▶ **PASSAGE**
--- start ---

On two occasions, Saul threw a spear at David as he played the harp for Saul. David becomes increasingly successful and Saul becomes increasingly resentful. Now Saul actively plots against David. Saul offered his other daughter, Michal in marriage to David. David initially rejects this offer also, claiming he is too poor. Saul offers to accept a bride price of 100 Philistine foreskins, intending that David die in the attempt. Instead, David obtains 200 foreskins and is consequently married to Michal. Jonathan arranges a short-lived reconciliation between Saul and David and for a while David served Saul "as in times past" until "the distressing spirit from the Lord" re-appeared. Saul sends assassins in the night, but Michal helps him escape, tricking them by placing a household idol in his bed. David flees to Jonathan, who arranges a meeting with his father. While dining with Saul, Jonathan explains David's absence, saying he has been called away to his brothers. But Saul sees through the ruse and reprimands Jonathan for protecting David, warning him that his love of David will cost him the kingdom, furiously throwing a spear at him. The next day, Jonathan meets with David and tells him Saul's intent. The two friends say their goodbyes, and David flees into the countryside. Saul later marries Michal to another man.

Saul is later informed by his head shepherd, Doeg the Edomite, that high priest Ahimelech assisted David, giving him the sword of Goliath, which had been kept at the temple at Nob. Doeg kills Ahimelech and eighty-five other priests and Saul orders the death of the entire population of Nob.

David had left Nob by this point and had amassed some 300 dissatisfied men, including some outlaws. With these men David rescues the town of  Keilah from a Philistine attack. Saul realises he could trap David and his men by laying the city to siege. David realizes that the citizens of Keilah will betray him to Saul. He flees to Ziph pursued by Saul. Saul hunts David in the vicinity of Ziph on two occasions:

Some of the inhabitants of Ziph betray David's location to Saul, but David hears about it and flees with his men to Maon. Saul follows David, but is forced to break off pursuit when the Philistines invade. After dealing with that threat Saul tracks David to the caves at Engedi. As he searches the cave David manages to cut off a piece of Saul's robe without being discovered, yet David restrains his men from harming the king. David then leaves the cave, revealing himself to Saul, and gives a speech that persuades Saul to reconcile.

--- end ---

▶ **THE TASK**
In the passage about Saul and David, how did Michal trick the assassins Saul sent in the night?

▶ **RECORDS**
--- start ---

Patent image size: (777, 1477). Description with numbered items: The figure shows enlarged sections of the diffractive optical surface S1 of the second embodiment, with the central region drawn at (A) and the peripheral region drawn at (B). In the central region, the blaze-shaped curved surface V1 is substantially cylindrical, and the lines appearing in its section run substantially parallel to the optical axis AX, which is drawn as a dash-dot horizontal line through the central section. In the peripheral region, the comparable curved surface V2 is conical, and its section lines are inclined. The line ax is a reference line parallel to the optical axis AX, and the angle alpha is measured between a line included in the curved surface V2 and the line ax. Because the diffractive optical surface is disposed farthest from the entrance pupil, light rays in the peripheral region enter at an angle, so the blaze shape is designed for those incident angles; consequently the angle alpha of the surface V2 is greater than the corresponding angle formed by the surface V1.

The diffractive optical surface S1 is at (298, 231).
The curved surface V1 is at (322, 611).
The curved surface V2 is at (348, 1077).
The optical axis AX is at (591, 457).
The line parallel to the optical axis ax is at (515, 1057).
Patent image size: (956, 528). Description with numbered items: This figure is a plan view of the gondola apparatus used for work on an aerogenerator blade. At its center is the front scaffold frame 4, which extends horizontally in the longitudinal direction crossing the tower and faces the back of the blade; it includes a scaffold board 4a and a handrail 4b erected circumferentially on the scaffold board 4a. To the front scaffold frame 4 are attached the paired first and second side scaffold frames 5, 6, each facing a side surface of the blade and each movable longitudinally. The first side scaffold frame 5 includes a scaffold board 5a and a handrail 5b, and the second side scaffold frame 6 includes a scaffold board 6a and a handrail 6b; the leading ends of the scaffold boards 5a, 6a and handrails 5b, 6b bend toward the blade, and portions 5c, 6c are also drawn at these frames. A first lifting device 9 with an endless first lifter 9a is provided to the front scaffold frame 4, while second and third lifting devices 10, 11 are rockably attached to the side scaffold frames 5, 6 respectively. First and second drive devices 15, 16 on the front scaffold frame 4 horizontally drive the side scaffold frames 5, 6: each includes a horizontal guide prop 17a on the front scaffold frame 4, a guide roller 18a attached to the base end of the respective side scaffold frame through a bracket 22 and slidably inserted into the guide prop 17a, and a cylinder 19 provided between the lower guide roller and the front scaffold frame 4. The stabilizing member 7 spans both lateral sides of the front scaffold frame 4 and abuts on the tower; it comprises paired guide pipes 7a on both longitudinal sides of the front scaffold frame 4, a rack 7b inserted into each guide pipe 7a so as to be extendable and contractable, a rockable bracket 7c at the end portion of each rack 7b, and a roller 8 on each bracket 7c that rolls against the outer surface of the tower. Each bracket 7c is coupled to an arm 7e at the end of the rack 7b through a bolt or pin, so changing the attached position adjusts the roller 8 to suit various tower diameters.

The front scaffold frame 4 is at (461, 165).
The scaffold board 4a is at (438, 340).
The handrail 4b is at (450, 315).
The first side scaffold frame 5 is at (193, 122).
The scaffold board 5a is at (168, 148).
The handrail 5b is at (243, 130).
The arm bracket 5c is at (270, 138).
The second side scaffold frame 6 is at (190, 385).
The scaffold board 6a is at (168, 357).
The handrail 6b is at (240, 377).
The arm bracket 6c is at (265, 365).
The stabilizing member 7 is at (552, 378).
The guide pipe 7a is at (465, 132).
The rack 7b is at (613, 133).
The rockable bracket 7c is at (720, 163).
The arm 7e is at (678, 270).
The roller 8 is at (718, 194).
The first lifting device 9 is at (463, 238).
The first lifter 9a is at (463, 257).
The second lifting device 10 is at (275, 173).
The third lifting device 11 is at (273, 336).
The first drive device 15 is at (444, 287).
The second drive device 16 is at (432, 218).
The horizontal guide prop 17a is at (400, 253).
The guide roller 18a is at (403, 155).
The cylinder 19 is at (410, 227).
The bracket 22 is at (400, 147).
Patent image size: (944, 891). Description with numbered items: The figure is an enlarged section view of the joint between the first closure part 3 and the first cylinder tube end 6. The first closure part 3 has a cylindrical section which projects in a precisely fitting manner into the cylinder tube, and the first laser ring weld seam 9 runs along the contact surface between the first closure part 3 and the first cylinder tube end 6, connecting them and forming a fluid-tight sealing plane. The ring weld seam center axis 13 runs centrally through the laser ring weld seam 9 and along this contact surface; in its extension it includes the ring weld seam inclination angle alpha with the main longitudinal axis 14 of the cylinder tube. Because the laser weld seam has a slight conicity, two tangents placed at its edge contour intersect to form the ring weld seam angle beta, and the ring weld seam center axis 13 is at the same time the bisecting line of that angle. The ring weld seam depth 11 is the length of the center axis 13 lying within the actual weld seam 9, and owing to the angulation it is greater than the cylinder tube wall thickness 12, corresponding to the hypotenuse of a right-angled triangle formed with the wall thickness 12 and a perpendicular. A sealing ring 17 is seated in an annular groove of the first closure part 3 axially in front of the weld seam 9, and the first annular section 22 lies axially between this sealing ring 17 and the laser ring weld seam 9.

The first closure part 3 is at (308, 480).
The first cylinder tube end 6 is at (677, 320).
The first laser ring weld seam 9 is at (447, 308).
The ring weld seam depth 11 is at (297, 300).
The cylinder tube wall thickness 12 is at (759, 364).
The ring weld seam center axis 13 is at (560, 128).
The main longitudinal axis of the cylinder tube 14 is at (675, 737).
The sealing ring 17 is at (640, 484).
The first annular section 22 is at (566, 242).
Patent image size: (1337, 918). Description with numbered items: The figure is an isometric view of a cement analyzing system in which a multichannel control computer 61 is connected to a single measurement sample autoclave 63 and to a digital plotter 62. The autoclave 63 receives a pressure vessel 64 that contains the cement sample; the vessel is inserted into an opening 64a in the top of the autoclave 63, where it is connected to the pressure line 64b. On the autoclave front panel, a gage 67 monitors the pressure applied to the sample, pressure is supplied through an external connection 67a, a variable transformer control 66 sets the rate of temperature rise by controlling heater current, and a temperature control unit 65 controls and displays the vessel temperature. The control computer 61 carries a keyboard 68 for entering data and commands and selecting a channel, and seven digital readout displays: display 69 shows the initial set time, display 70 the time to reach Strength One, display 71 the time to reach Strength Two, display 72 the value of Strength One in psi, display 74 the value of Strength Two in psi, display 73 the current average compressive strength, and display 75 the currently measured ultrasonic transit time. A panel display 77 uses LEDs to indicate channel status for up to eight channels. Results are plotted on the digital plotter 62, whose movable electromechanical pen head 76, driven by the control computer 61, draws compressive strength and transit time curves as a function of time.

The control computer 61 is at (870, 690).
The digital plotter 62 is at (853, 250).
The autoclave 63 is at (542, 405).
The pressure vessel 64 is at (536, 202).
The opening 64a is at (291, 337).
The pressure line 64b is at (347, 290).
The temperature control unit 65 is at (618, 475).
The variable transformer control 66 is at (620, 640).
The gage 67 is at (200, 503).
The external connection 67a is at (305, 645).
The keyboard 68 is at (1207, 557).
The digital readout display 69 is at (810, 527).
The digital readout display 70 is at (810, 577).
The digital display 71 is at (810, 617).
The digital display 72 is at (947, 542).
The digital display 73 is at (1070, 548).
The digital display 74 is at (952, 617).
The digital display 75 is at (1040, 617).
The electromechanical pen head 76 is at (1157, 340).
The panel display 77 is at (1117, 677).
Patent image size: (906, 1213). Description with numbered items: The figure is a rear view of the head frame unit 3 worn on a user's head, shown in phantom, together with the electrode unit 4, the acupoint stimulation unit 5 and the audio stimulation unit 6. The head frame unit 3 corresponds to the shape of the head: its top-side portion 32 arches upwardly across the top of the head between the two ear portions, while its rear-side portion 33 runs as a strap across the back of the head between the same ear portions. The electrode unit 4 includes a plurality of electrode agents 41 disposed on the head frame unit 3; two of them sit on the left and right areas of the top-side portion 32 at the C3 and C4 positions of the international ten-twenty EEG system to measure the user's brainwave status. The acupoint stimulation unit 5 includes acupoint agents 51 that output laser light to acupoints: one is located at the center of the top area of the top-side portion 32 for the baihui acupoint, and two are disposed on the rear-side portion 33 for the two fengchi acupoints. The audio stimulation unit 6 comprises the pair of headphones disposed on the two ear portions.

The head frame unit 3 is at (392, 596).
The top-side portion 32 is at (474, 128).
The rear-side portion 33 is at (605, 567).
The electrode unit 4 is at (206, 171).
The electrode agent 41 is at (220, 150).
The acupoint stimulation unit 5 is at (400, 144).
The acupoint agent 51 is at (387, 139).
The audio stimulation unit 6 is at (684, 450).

--- end ---

▶ **FULL RESPONSE**
She placed a household idol in David's bed.